- Instructions for the task
Reproduce the records that follow in full, excluding any picture they contain.

- Record extracts
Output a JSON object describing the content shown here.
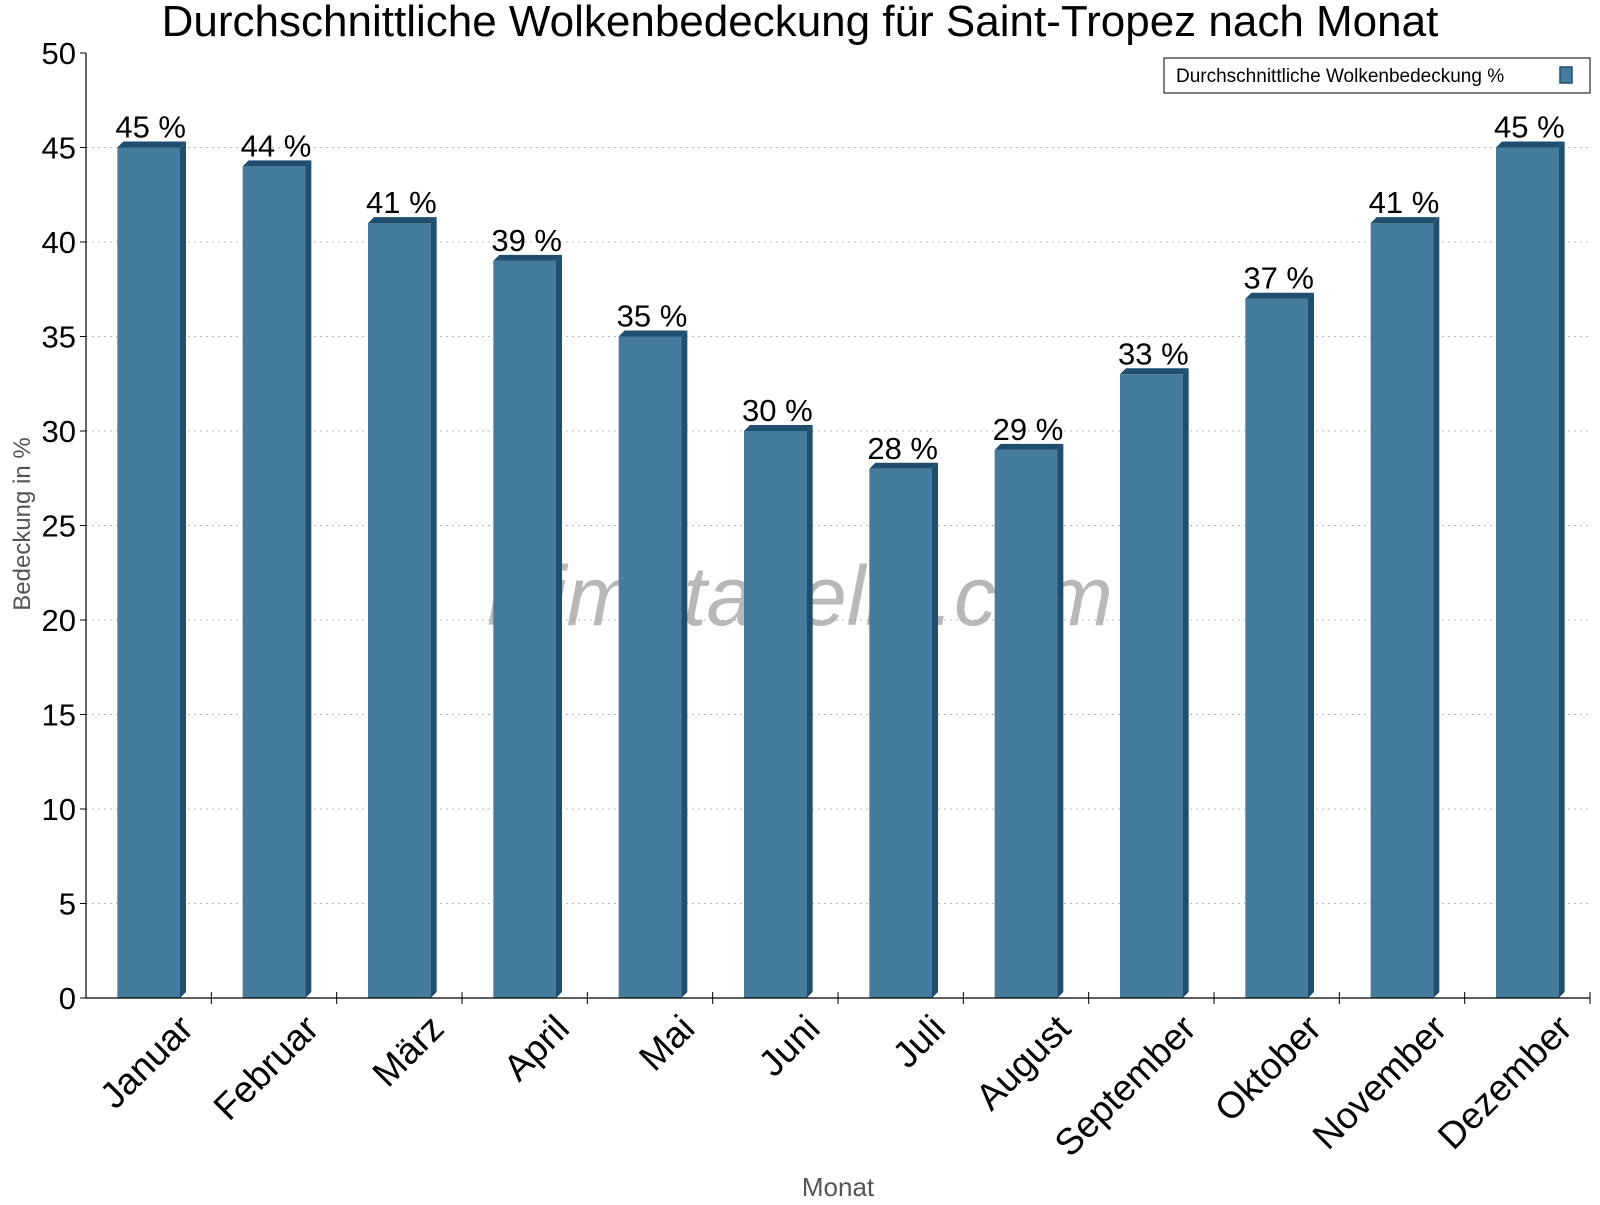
{
  "chart_data": {
    "type": "bar",
    "title": "Durchschnittliche Wolkenbedeckung für Saint-Tropez nach Monat",
    "xlabel": "Monat",
    "ylabel": "Bedeckung in %",
    "ylim": [
      0,
      50
    ],
    "yticks": [
      0,
      5,
      10,
      15,
      20,
      25,
      30,
      35,
      40,
      45,
      50
    ],
    "grid": true,
    "legend_position": "top-right",
    "value_suffix": " %",
    "categories": [
      "Januar",
      "Februar",
      "März",
      "April",
      "Mai",
      "Juni",
      "Juli",
      "August",
      "September",
      "Oktober",
      "November",
      "Dezember"
    ],
    "series": [
      {
        "name": "Durchschnittliche Wolkenbedeckung %",
        "color": "#457b9d",
        "values": [
          45,
          44,
          41,
          39,
          35,
          30,
          28,
          29,
          33,
          37,
          41,
          45
        ]
      }
    ],
    "watermark": "klimatabelle.com"
  }
}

- Result of this exercise
Output a JSON object describing the content shown here.
{
  "chart_data": {
    "type": "bar",
    "title": "Durchschnittliche Wolkenbedeckung für Saint-Tropez nach Monat",
    "xlabel": "Monat",
    "ylabel": "Bedeckung in %",
    "ylim": [
      0,
      50
    ],
    "yticks": [
      0,
      5,
      10,
      15,
      20,
      25,
      30,
      35,
      40,
      45,
      50
    ],
    "grid": true,
    "legend_position": "top-right",
    "value_suffix": " %",
    "categories": [
      "Januar",
      "Februar",
      "März",
      "April",
      "Mai",
      "Juni",
      "Juli",
      "August",
      "September",
      "Oktober",
      "November",
      "Dezember"
    ],
    "series": [
      {
        "name": "Durchschnittliche Wolkenbedeckung %",
        "color": "#457b9d",
        "values": [
          45,
          44,
          41,
          39,
          35,
          30,
          28,
          29,
          33,
          37,
          41,
          45
        ]
      }
    ],
    "watermark": "klimatabelle.com"
  }
}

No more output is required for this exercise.